* DATA LINES

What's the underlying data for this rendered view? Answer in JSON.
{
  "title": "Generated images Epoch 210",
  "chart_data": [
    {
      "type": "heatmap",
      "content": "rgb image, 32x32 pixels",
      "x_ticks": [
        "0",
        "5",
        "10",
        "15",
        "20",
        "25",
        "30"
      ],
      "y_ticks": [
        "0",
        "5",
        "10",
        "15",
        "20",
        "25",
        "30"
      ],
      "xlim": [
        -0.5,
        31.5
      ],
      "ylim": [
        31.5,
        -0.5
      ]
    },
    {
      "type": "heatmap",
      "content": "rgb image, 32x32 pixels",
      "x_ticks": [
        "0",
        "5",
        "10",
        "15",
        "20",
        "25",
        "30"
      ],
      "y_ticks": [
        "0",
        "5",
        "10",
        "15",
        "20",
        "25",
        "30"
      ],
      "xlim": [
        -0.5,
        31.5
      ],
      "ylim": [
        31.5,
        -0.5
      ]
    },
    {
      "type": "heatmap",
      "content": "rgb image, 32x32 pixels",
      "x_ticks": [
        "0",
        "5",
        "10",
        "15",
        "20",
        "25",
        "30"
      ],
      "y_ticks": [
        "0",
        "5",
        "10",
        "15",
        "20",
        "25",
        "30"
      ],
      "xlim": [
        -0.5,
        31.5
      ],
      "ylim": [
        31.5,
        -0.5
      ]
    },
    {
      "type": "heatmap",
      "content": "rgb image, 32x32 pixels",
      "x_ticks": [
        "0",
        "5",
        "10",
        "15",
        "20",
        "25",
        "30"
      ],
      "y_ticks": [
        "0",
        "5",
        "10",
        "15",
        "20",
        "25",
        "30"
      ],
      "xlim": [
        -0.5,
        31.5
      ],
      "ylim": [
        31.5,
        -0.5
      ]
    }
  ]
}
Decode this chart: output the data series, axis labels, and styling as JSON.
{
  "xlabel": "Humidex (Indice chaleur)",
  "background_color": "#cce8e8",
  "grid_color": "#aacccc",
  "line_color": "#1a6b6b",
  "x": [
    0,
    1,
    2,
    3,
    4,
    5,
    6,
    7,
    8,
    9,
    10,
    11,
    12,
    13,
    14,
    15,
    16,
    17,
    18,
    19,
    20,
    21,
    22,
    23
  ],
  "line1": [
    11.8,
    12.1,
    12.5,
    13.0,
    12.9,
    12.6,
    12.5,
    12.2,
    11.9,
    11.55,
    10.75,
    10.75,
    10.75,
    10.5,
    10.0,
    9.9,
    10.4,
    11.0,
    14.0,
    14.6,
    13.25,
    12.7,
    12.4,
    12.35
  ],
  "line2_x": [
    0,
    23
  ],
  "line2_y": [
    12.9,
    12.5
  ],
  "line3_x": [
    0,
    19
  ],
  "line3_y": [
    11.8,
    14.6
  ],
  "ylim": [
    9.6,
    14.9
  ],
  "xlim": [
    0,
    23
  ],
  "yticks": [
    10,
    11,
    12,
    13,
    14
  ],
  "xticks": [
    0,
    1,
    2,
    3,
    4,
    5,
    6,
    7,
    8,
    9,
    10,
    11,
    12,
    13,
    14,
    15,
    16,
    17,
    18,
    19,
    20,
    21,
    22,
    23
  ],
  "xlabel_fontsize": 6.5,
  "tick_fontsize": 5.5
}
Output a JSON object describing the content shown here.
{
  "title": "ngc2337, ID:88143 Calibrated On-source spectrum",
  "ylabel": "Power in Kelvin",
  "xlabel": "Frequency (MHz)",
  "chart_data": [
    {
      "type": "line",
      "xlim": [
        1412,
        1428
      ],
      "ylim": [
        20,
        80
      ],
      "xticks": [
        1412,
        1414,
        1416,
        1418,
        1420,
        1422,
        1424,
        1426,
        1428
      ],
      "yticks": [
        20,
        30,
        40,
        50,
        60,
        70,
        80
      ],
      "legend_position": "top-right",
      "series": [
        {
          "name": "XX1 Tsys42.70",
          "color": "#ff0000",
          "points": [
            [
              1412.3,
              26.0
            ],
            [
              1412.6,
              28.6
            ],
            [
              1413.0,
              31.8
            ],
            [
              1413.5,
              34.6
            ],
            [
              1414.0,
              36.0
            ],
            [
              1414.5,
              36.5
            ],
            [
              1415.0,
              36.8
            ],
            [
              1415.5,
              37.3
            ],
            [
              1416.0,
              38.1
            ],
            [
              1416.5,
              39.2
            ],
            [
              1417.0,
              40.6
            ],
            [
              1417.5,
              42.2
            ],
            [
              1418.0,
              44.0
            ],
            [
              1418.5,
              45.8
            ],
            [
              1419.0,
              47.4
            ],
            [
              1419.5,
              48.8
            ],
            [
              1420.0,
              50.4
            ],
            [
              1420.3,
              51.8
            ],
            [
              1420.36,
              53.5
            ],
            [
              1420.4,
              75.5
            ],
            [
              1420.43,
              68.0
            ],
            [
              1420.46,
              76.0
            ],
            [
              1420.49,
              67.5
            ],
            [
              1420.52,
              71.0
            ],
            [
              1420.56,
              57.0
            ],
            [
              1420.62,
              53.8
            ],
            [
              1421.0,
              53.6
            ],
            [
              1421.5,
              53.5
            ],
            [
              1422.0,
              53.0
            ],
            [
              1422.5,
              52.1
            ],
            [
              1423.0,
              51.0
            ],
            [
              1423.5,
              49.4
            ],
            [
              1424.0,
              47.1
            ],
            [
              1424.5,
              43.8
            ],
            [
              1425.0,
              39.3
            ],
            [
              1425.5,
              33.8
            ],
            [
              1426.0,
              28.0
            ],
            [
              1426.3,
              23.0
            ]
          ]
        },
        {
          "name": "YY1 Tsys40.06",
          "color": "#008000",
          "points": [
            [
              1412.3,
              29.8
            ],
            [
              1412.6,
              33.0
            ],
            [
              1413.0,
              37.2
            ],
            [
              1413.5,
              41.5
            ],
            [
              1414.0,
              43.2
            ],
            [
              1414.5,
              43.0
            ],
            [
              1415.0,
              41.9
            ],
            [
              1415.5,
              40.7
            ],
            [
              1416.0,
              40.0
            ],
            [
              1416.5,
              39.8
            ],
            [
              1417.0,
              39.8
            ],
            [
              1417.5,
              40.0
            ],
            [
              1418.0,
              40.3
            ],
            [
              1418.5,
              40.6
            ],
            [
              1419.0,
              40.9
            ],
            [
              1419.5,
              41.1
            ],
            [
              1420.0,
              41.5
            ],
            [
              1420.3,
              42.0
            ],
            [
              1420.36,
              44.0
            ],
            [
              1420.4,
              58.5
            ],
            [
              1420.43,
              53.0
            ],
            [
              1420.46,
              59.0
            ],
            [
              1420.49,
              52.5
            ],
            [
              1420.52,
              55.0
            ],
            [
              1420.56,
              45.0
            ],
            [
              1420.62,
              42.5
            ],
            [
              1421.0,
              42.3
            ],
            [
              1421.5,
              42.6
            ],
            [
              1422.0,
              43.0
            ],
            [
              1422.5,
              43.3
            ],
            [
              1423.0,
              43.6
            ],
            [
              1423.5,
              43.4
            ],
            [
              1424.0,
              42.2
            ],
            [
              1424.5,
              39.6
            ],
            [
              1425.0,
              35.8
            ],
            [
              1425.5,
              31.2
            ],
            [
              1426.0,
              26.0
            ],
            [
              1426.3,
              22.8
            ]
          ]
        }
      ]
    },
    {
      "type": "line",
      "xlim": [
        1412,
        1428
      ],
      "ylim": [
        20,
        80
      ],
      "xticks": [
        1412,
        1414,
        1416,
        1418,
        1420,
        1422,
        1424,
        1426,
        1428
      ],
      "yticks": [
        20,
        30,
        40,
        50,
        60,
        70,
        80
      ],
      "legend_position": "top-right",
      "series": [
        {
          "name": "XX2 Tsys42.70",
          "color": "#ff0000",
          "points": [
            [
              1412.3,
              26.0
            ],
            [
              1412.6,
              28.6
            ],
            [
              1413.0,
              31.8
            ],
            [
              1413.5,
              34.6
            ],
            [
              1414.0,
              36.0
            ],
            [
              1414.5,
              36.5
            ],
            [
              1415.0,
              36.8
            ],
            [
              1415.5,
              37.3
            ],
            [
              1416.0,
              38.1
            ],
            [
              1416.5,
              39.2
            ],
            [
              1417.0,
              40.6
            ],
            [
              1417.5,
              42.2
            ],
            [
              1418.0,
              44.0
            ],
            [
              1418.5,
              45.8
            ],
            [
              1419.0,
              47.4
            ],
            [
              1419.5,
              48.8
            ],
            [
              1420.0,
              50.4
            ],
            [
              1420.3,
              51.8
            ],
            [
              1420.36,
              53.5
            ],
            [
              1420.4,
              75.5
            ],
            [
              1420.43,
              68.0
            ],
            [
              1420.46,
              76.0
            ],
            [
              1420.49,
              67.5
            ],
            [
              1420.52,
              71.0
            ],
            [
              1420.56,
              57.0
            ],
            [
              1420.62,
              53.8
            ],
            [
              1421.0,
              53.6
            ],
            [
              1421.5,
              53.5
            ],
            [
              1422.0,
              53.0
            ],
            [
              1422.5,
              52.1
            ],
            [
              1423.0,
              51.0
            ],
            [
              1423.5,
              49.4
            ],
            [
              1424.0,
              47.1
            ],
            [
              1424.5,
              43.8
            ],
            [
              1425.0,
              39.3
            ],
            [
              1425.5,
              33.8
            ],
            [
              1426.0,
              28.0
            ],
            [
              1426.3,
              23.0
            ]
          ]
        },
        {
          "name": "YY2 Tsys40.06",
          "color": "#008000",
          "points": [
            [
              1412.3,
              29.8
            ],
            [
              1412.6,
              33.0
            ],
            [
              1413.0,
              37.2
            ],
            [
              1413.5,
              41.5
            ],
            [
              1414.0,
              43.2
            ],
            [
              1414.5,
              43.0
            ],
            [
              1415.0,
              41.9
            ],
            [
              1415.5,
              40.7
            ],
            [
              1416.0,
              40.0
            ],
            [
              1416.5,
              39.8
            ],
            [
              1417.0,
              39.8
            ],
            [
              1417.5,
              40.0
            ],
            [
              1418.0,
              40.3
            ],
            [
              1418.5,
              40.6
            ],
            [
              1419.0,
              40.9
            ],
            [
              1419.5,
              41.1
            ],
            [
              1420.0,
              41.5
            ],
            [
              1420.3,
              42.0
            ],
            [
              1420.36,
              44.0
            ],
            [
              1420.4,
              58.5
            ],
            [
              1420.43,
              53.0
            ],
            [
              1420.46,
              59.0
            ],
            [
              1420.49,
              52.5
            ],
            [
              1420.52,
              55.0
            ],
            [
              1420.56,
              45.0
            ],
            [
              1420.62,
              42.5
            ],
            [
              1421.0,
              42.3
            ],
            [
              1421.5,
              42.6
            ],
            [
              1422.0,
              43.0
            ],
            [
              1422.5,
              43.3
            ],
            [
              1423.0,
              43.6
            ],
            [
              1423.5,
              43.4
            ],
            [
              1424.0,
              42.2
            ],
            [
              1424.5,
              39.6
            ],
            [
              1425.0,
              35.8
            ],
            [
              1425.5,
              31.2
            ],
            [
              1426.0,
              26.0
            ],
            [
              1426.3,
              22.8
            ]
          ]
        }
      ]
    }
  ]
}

* DIRECTIVE
Locate all lines holding the word "this", then copy them out.

* WRITTEN ANSWER
What's the underlying data for this rendered view? Answer in JSON.
Decode this chart: output the data series, axis labels, and styling as JSON.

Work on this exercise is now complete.